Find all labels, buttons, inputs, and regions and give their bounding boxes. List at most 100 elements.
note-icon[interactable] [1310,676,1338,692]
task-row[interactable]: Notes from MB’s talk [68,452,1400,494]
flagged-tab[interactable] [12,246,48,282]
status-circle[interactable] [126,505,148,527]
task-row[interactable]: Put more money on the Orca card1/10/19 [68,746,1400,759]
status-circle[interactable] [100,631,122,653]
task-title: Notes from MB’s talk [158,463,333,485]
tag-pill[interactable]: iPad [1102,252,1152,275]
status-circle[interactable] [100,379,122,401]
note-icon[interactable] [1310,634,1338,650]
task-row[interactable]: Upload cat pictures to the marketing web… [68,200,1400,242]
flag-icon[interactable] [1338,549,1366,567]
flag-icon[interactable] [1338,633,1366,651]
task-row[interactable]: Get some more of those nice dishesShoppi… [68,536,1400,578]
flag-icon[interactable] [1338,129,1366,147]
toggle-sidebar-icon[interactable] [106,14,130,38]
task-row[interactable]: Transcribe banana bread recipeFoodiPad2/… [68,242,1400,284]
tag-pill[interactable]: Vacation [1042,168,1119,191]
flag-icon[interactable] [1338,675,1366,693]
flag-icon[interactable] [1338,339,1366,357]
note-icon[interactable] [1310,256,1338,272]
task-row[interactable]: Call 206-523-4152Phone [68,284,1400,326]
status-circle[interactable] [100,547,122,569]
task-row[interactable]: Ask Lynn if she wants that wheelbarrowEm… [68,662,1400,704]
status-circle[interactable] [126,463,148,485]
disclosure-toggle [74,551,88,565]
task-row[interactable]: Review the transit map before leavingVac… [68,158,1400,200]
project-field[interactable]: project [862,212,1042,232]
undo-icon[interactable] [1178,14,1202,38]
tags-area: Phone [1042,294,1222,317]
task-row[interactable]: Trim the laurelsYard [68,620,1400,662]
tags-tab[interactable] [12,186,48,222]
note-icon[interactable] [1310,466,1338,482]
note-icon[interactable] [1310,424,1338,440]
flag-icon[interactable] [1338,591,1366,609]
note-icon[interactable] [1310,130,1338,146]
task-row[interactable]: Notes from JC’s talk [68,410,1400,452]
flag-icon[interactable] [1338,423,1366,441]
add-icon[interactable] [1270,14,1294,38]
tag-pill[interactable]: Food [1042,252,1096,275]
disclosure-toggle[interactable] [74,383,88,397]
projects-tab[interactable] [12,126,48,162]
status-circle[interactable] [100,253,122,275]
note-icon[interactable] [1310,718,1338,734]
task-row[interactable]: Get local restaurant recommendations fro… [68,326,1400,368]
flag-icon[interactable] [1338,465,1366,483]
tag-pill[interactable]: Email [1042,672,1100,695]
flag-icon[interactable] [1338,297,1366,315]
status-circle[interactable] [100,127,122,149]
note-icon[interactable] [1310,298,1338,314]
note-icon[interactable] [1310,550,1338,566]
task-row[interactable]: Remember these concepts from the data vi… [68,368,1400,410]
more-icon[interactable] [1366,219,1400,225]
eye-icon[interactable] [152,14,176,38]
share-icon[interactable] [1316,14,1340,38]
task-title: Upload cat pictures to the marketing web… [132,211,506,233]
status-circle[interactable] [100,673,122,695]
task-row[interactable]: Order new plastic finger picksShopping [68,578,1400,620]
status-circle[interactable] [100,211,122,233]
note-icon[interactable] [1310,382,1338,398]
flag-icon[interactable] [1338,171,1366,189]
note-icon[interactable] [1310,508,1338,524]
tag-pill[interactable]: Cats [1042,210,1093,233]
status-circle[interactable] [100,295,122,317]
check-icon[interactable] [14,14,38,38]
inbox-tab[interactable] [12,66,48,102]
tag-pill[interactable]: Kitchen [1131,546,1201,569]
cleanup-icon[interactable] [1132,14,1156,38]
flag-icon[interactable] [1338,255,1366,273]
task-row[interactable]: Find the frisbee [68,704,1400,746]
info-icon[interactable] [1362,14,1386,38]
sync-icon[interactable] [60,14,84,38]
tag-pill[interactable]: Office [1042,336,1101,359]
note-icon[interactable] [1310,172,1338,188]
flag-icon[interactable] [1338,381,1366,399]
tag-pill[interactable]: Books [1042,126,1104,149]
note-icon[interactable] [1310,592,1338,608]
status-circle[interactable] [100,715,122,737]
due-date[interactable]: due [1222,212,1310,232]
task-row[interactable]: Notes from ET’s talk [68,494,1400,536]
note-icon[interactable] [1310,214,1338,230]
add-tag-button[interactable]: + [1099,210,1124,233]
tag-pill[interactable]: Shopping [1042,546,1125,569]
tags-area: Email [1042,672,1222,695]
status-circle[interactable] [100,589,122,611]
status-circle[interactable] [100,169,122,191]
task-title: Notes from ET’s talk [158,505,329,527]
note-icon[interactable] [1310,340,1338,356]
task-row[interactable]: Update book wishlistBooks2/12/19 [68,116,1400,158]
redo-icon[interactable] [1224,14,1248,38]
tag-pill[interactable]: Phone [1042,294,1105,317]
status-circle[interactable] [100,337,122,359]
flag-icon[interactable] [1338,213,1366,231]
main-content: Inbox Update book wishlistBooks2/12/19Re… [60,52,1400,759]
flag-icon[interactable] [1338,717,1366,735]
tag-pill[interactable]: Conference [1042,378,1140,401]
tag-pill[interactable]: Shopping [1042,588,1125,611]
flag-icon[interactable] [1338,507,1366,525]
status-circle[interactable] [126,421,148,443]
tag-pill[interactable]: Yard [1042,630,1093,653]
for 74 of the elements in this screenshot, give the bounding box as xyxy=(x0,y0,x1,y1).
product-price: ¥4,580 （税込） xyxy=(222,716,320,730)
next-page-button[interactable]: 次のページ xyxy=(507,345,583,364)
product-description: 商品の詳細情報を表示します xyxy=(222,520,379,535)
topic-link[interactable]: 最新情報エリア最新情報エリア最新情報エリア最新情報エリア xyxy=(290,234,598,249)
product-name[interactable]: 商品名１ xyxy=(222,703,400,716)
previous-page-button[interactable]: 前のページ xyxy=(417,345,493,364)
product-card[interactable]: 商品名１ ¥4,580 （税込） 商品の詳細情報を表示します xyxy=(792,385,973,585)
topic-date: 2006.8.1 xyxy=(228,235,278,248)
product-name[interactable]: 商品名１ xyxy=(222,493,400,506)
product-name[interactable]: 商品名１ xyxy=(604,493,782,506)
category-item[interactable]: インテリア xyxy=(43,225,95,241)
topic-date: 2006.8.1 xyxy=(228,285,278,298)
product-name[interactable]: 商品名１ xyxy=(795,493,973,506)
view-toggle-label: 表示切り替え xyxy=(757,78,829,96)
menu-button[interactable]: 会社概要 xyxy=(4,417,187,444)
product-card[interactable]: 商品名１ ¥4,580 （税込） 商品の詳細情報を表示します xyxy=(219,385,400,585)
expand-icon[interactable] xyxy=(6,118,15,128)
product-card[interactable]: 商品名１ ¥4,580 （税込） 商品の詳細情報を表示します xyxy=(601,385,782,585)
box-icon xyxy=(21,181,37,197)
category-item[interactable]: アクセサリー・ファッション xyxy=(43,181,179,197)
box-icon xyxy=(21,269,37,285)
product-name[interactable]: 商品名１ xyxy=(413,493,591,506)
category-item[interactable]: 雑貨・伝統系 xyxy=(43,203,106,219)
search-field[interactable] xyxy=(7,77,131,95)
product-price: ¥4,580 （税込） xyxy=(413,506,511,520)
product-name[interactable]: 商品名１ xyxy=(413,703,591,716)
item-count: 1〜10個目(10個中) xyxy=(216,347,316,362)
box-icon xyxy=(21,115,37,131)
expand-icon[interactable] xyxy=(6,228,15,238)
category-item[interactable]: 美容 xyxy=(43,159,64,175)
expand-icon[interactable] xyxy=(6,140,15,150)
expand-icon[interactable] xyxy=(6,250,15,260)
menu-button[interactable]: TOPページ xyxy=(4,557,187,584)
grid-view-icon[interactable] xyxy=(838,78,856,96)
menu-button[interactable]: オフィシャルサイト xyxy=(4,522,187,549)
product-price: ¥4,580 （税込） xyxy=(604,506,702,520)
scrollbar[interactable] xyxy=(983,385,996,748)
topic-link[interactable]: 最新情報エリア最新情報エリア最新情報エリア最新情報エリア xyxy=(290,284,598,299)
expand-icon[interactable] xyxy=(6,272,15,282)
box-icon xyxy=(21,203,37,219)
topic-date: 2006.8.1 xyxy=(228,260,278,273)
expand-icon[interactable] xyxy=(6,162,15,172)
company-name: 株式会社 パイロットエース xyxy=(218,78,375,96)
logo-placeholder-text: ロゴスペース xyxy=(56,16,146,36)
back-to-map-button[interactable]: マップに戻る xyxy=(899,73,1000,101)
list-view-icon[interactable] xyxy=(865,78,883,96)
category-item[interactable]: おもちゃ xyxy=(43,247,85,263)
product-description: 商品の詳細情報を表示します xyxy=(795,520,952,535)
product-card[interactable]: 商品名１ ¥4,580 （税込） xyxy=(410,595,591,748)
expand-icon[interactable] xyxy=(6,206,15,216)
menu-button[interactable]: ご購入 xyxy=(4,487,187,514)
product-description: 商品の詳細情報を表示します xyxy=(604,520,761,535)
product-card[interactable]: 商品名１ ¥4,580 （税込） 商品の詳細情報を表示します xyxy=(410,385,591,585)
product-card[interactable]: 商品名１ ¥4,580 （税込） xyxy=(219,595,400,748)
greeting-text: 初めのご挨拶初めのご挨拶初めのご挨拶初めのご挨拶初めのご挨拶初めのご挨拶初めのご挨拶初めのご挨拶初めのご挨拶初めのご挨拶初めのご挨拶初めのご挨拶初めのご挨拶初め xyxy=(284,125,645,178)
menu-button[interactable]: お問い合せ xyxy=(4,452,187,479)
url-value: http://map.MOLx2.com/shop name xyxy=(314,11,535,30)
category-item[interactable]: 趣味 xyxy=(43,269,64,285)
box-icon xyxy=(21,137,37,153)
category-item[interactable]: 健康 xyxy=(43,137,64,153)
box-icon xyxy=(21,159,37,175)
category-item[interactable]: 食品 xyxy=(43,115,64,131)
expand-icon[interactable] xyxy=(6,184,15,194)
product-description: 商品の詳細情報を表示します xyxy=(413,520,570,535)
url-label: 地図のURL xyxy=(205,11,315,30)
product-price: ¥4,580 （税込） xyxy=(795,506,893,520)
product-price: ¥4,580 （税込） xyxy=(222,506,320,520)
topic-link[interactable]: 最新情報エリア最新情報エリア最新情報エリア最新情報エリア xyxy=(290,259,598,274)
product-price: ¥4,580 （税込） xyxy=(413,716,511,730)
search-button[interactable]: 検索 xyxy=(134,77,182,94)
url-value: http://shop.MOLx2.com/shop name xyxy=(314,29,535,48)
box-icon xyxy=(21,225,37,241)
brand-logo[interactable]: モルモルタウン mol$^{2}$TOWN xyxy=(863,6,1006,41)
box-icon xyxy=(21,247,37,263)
******
### Given exercise:
Copy the entries word for word, from the very start through the line containing "task-title: Notes from MB’s".

### Answer to the problem:
Find all labels, buttons, inputs, and regions and give their bounding boxes. List at most 100 elements.
note-icon[interactable] [1310,676,1338,692]
task-row[interactable]: Notes from MB’s talk [68,452,1400,494]
flagged-tab[interactable] [12,246,48,282]
status-circle[interactable] [126,505,148,527]
task-row[interactable]: Put more money on the Orca card1/10/19 [68,746,1400,759]
status-circle[interactable] [100,631,122,653]
task-title: Notes from MB’s talk [158,463,333,485]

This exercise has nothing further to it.